(DIRECTIONS)
Output solely the number of lines containing the string "estimate".
---
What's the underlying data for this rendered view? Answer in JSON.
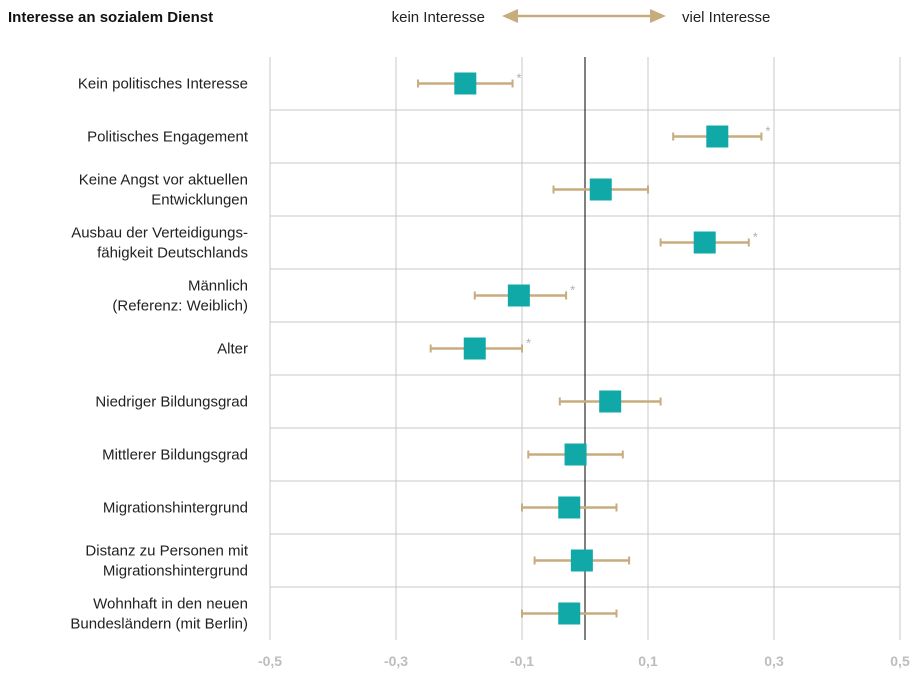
{
  "header": {
    "title": "Interesse an sozialem Dienst",
    "left_label": "kein Interesse",
    "right_label": "viel Interesse"
  },
  "colors": {
    "marker": "#11a8a8",
    "errorbar": "#c8ab7e",
    "arrow": "#c8ab7e",
    "grid": "#c8c8c8",
    "zero_line": "#000000",
    "tick_label": "#bdbdbd",
    "significance": "#b0b0b0"
  },
  "chart_data": {
    "type": "scatter",
    "subtype": "coefficient-plot-with-error-bars",
    "xlim": [
      -0.5,
      0.5
    ],
    "x_ticks": [
      -0.5,
      -0.3,
      -0.1,
      0.1,
      0.3,
      0.5
    ],
    "x_tick_labels": [
      "-0,5",
      "-0,3",
      "-0,1",
      "0,1",
      "0,3",
      "0,5"
    ],
    "grid": true,
    "reference_line": 0,
    "significance_marker": "*",
    "points": [
      {
        "label": [
          "Kein politisches Interesse"
        ],
        "estimate": -0.19,
        "lower": -0.265,
        "upper": -0.115,
        "significant": true
      },
      {
        "label": [
          "Politisches Engagement"
        ],
        "estimate": 0.21,
        "lower": 0.14,
        "upper": 0.28,
        "significant": true
      },
      {
        "label": [
          "Keine Angst vor aktuellen",
          "Entwicklungen"
        ],
        "estimate": 0.025,
        "lower": -0.05,
        "upper": 0.1,
        "significant": false
      },
      {
        "label": [
          "Ausbau der Verteidigungs-",
          "fähigkeit Deutschlands"
        ],
        "estimate": 0.19,
        "lower": 0.12,
        "upper": 0.26,
        "significant": true
      },
      {
        "label": [
          "Männlich",
          "(Referenz: Weiblich)"
        ],
        "estimate": -0.105,
        "lower": -0.175,
        "upper": -0.03,
        "significant": true
      },
      {
        "label": [
          "Alter"
        ],
        "estimate": -0.175,
        "lower": -0.245,
        "upper": -0.1,
        "significant": true
      },
      {
        "label": [
          "Niedriger Bildungsgrad"
        ],
        "estimate": 0.04,
        "lower": -0.04,
        "upper": 0.12,
        "significant": false
      },
      {
        "label": [
          "Mittlerer Bildungsgrad"
        ],
        "estimate": -0.015,
        "lower": -0.09,
        "upper": 0.06,
        "significant": false
      },
      {
        "label": [
          "Migrationshintergrund"
        ],
        "estimate": -0.025,
        "lower": -0.1,
        "upper": 0.05,
        "significant": false
      },
      {
        "label": [
          "Distanz zu Personen mit",
          "Migrationshintergrund"
        ],
        "estimate": -0.005,
        "lower": -0.08,
        "upper": 0.07,
        "significant": false
      },
      {
        "label": [
          "Wohnhaft in den neuen",
          "Bundesländern (mit Berlin)"
        ],
        "estimate": -0.025,
        "lower": -0.1,
        "upper": 0.05,
        "significant": false
      }
    ]
  }
}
---
(SOLUTION FOR THIS EXERCISE)
11